Look over the lines below. Report each one that includes the string "gemini".

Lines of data
-=-=-

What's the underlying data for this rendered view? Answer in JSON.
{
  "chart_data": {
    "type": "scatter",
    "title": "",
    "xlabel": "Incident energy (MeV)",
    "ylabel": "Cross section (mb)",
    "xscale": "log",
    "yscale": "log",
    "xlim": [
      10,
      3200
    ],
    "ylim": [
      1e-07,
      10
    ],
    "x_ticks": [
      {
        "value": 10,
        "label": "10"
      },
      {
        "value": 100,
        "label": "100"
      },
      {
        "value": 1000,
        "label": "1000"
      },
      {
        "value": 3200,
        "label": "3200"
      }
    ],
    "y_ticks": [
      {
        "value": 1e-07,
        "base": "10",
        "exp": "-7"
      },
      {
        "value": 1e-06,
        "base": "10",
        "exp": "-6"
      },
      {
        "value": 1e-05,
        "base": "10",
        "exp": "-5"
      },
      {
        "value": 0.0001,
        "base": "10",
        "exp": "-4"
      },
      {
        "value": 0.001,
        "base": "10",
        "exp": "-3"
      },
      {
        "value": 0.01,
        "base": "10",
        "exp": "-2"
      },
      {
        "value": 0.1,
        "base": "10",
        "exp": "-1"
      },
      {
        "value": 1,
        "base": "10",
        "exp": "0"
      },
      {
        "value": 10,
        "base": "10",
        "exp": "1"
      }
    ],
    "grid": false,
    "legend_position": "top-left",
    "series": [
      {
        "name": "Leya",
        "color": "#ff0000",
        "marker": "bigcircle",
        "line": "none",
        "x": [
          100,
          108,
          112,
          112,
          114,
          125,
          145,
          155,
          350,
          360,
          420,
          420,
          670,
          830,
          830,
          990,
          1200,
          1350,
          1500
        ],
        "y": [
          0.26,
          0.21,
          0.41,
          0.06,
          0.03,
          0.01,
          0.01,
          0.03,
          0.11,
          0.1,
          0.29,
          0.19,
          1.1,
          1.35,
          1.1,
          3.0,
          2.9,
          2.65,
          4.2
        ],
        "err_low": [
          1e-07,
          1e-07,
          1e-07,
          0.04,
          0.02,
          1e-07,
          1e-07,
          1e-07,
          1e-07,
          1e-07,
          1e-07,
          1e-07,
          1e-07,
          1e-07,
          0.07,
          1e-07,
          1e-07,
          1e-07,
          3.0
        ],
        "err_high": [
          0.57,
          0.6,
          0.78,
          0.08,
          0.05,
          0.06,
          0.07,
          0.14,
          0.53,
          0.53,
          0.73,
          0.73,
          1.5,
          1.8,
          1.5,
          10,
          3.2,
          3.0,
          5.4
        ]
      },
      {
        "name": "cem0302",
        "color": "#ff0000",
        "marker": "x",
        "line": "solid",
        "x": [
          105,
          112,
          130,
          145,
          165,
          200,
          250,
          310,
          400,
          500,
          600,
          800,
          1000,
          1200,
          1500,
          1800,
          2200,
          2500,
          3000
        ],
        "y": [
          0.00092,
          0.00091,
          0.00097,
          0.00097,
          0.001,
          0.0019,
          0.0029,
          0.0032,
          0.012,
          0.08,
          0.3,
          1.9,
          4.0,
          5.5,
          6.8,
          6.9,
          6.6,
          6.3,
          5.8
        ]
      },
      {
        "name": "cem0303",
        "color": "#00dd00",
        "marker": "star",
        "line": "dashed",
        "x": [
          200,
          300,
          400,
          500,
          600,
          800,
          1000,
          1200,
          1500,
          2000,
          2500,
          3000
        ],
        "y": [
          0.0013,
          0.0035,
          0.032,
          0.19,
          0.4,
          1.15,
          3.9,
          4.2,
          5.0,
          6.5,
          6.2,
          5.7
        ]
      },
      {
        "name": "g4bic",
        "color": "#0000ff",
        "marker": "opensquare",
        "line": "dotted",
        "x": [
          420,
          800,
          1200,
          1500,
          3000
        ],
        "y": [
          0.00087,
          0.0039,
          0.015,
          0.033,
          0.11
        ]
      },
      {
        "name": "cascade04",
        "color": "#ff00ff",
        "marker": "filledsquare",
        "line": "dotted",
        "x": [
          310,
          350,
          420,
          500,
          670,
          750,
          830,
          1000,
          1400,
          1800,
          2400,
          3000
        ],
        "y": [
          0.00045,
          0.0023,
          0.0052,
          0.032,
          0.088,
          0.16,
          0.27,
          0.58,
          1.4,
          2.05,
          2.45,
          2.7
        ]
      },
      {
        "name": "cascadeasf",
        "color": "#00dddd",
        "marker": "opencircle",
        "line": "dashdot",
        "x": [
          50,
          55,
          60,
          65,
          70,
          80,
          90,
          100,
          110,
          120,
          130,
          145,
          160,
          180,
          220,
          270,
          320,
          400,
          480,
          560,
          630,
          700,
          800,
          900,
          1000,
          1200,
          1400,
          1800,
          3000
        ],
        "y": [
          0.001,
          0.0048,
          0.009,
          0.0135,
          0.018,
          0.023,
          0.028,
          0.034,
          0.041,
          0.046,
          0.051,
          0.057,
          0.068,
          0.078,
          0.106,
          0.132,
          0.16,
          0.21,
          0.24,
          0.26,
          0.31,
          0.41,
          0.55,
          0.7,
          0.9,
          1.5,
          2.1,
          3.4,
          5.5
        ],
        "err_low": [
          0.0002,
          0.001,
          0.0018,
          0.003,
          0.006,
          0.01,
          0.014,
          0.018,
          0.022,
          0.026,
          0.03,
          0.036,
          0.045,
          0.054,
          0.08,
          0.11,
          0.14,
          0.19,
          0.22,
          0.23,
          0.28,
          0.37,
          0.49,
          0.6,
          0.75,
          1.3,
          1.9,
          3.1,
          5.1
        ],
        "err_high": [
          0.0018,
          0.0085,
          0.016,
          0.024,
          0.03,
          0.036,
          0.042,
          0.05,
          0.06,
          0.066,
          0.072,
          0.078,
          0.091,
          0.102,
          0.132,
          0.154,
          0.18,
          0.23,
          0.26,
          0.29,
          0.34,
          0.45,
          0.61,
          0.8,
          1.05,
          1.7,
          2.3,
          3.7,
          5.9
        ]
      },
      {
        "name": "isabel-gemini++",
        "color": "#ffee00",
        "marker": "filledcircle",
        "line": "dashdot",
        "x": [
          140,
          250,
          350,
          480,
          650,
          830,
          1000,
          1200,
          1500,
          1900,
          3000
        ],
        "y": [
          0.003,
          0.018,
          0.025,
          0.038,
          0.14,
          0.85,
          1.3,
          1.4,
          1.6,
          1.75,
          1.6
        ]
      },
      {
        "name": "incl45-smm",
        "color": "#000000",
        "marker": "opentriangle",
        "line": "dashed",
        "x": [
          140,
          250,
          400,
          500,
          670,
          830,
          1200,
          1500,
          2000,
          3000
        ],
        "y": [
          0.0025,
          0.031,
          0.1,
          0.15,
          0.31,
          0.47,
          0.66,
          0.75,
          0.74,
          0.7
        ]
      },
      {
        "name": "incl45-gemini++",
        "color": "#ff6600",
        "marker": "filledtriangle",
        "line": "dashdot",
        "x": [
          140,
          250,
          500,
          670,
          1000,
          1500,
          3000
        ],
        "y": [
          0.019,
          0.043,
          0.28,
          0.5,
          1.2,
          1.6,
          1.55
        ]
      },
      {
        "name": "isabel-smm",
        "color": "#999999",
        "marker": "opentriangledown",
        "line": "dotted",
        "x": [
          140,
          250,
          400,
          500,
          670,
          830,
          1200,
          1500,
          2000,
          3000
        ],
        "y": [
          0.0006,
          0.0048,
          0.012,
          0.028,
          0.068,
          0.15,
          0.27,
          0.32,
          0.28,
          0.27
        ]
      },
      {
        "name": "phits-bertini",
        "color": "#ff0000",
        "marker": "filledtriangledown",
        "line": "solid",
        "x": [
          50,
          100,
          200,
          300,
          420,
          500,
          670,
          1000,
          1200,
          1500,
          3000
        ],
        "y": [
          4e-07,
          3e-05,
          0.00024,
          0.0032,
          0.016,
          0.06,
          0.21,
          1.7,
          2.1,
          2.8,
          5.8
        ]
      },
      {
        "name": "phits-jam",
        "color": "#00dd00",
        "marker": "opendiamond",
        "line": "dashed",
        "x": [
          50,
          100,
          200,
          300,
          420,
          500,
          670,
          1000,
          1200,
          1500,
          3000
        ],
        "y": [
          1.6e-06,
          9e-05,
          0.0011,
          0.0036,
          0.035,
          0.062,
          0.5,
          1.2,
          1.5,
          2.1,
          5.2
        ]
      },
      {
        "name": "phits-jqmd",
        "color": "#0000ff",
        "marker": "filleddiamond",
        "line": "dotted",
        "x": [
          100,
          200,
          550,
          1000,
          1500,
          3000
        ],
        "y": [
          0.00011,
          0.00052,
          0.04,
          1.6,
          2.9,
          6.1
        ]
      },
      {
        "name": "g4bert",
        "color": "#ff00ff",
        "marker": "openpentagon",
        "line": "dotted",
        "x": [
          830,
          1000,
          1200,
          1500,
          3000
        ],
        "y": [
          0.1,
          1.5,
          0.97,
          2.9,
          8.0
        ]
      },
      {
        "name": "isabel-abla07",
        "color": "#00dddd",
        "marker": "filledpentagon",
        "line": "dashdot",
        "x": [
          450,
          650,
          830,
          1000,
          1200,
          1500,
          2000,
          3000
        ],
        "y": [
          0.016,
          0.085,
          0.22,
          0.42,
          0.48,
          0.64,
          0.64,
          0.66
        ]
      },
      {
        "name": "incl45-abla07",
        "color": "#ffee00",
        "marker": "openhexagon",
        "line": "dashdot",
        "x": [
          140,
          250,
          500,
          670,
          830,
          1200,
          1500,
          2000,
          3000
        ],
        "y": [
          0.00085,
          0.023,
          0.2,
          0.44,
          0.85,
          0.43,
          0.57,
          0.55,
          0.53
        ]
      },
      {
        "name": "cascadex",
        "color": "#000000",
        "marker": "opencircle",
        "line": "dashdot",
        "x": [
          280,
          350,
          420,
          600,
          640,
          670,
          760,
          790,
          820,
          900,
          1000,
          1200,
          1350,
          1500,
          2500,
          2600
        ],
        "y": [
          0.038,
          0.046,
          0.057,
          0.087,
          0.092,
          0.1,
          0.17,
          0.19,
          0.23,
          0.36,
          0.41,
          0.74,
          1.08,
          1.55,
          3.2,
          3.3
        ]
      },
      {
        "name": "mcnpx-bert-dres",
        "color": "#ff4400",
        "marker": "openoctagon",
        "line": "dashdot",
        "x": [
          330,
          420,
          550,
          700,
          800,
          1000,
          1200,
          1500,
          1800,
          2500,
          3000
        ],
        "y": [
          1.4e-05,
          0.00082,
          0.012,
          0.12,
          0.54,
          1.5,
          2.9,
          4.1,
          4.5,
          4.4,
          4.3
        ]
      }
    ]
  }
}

-=-=-

- SOLUTION FOR THIS TASK -
        "name": "isabel-gemini++",
        "name": "incl45-gemini++",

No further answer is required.